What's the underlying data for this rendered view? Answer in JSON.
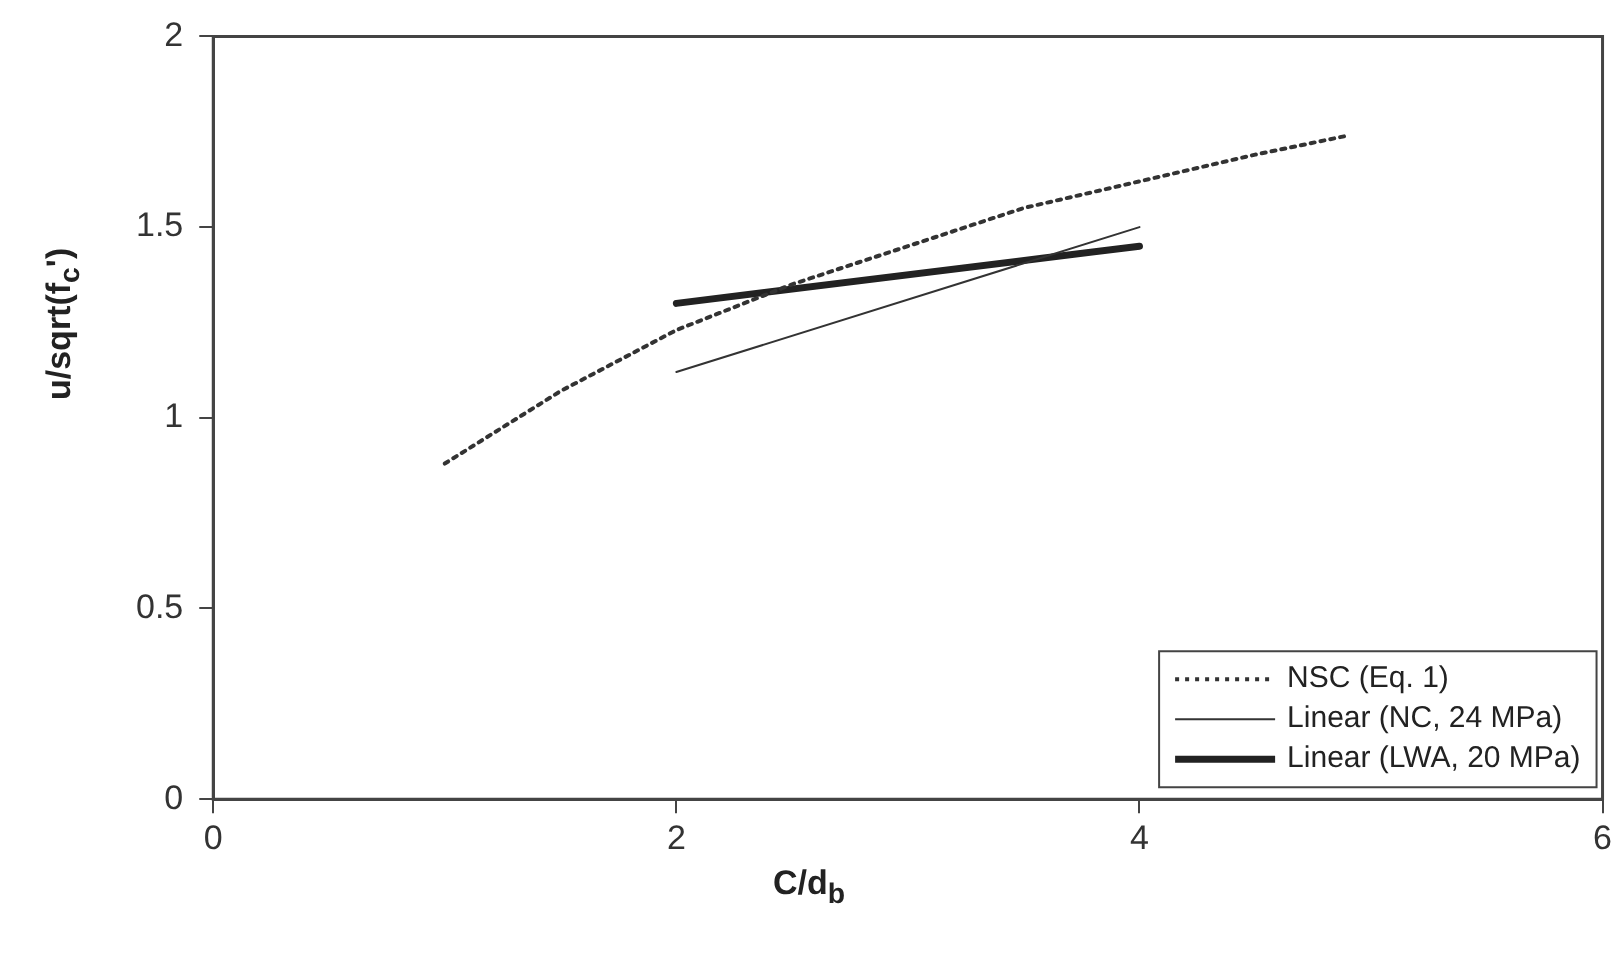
{
  "chart_data": {
    "type": "line",
    "xlabel": "C/d$_{b}$",
    "ylabel": "u/sqrt(f$_{c}$')",
    "xlim": [
      0,
      6
    ],
    "xticks": [
      0,
      2,
      4,
      6
    ],
    "ylim": [
      0,
      2
    ],
    "yticks": [
      0,
      0.5,
      1,
      1.5,
      2
    ],
    "grid": false,
    "legend": "bottom right",
    "marker": "none",
    "series": [
      {
        "name": "NSC (Eq. 1)",
        "color": "#333333",
        "line_style": "dotted",
        "x": [
          1,
          1.5,
          2,
          2.5,
          3,
          3.5,
          4,
          4.5,
          4.9
        ],
        "values": [
          0.88,
          1.07,
          1.23,
          1.35,
          1.45,
          1.55,
          1.62,
          1.69,
          1.74
        ]
      },
      {
        "name": "Linear (NC, 24 MPa)",
        "color": "#333333",
        "line_style": "solid",
        "x": [
          2,
          4
        ],
        "values": [
          1.12,
          1.5
        ]
      },
      {
        "name": "Linear (LWA, 20 MPa)",
        "color": "#222222",
        "line_style": "solid",
        "x": [
          2,
          4
        ],
        "values": [
          1.3,
          1.45
        ]
      }
    ]
  }
}
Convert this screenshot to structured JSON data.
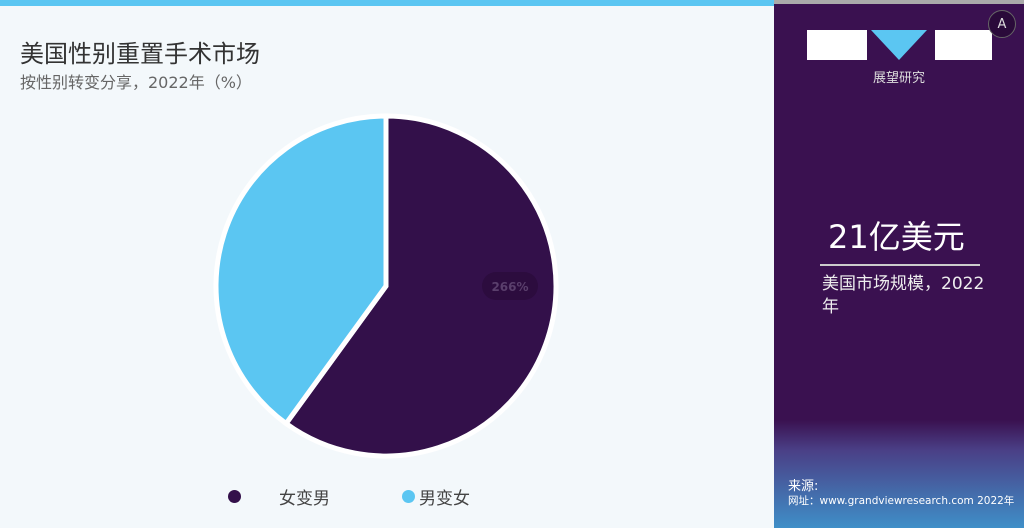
{
  "chart_data": {
    "type": "pie",
    "title": "美国性别重置手术市场",
    "subtitle": "按性别转变分享，2022年（%）",
    "categories": [
      "女变男",
      "男变女"
    ],
    "values": [
      60,
      40
    ],
    "colors": [
      "#33104a",
      "#5bc6f2"
    ],
    "data_label": "266%",
    "legend": "bottom"
  },
  "sidebar": {
    "logo_text": "展望研究",
    "translate_button": "A",
    "market_size": "21亿美元",
    "market_desc": "美国市场规模，2022年",
    "source_label": "来源:",
    "source_url": "网址：www.grandviewresearch.com 2022年"
  }
}
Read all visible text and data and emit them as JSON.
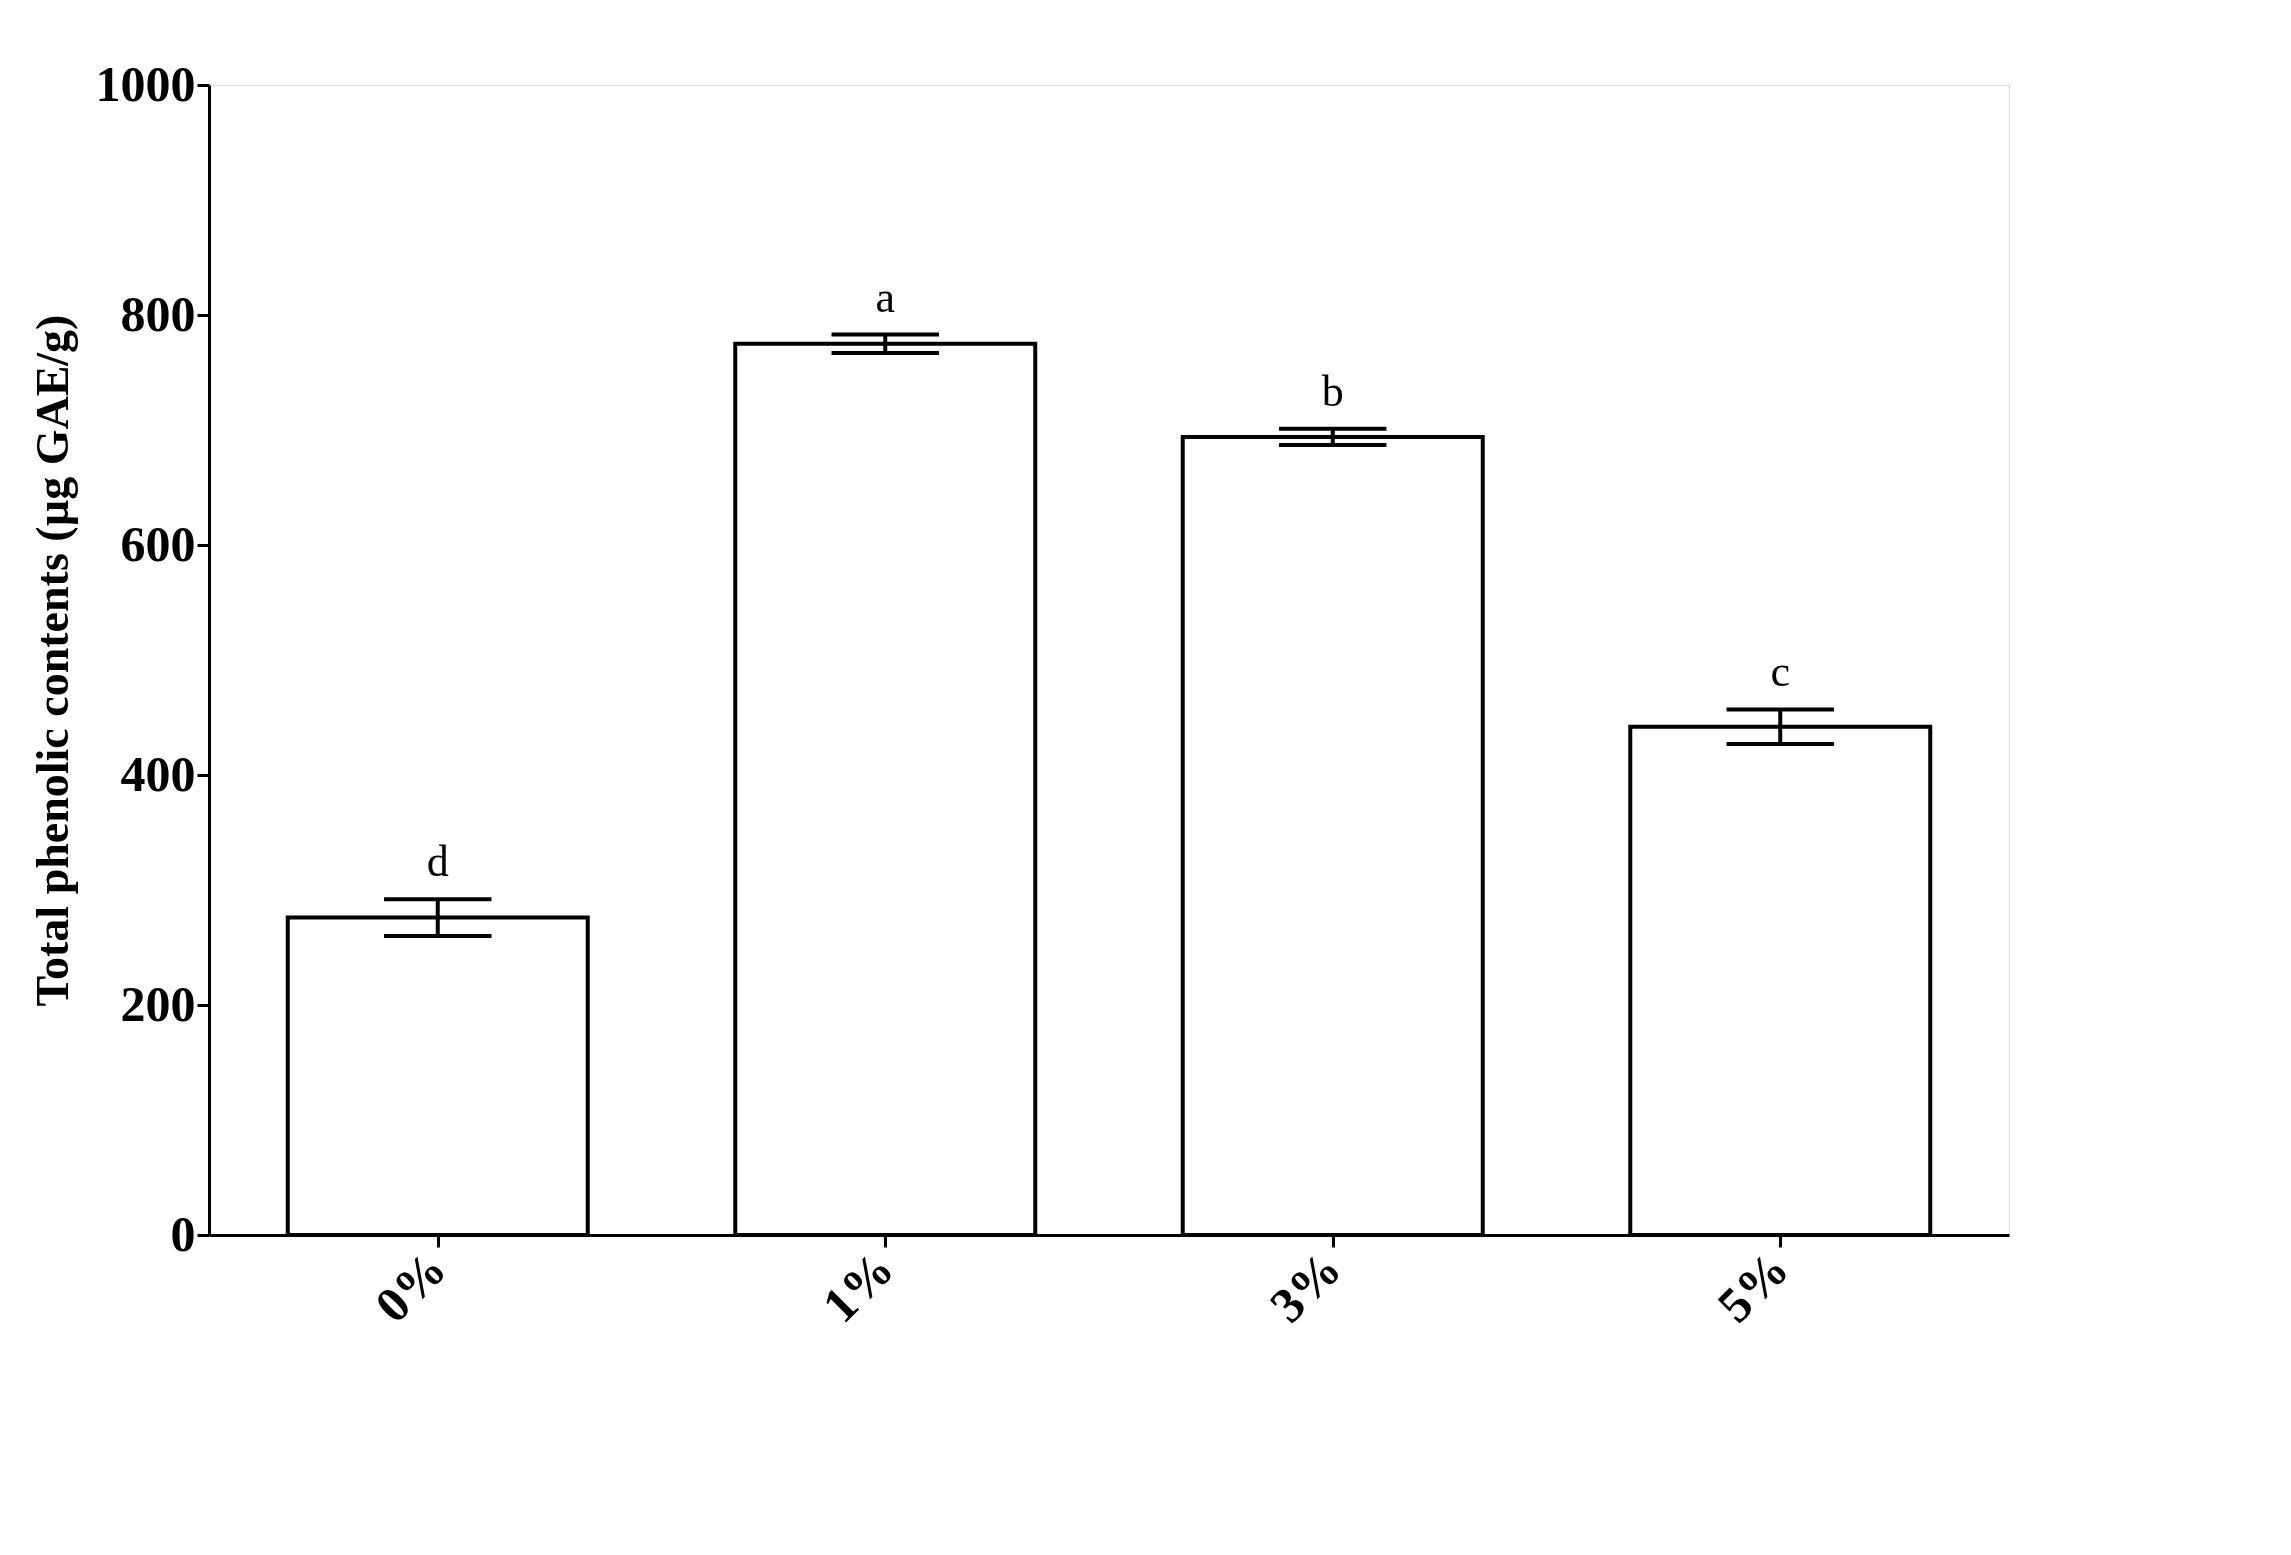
{
  "chart_data": {
    "type": "bar",
    "ylabel": "Total phenolic contents (µg GAE/g)",
    "categories": [
      "0%",
      "1%",
      "3%",
      "5%"
    ],
    "values": [
      276,
      775,
      694,
      442
    ],
    "errors": [
      16,
      8,
      7,
      15
    ],
    "ylim": [
      0,
      1000
    ],
    "yticks": [
      0,
      200,
      400,
      600,
      800,
      1000
    ],
    "grid": false,
    "annotations": [
      {
        "text": "d",
        "x": "0%",
        "y": 292
      },
      {
        "text": "a",
        "x": "1%",
        "y": 783
      },
      {
        "text": "b",
        "x": "3%",
        "y": 701
      },
      {
        "text": "c",
        "x": "5%",
        "y": 457
      }
    ]
  }
}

================

Goal: Reproduce exactly and only the lines from the one with "Read all visible" through the last entry, both included, excluding every picture.

Exercise answer:
Read all visible text and data and emit them as JSON.
{
  "chart_data": {
    "type": "bar",
    "ylabel": "Total phenolic contents (µg GAE/g)",
    "categories": [
      "0%",
      "1%",
      "3%",
      "5%"
    ],
    "values": [
      276,
      775,
      694,
      442
    ],
    "errors": [
      16,
      8,
      7,
      15
    ],
    "ylim": [
      0,
      1000
    ],
    "yticks": [
      0,
      200,
      400,
      600,
      800,
      1000
    ],
    "grid": false,
    "annotations": [
      {
        "text": "d",
        "x": "0%",
        "y": 292
      },
      {
        "text": "a",
        "x": "1%",
        "y": 783
      },
      {
        "text": "b",
        "x": "3%",
        "y": 701
      },
      {
        "text": "c",
        "x": "5%",
        "y": 457
      }
    ]
  }
}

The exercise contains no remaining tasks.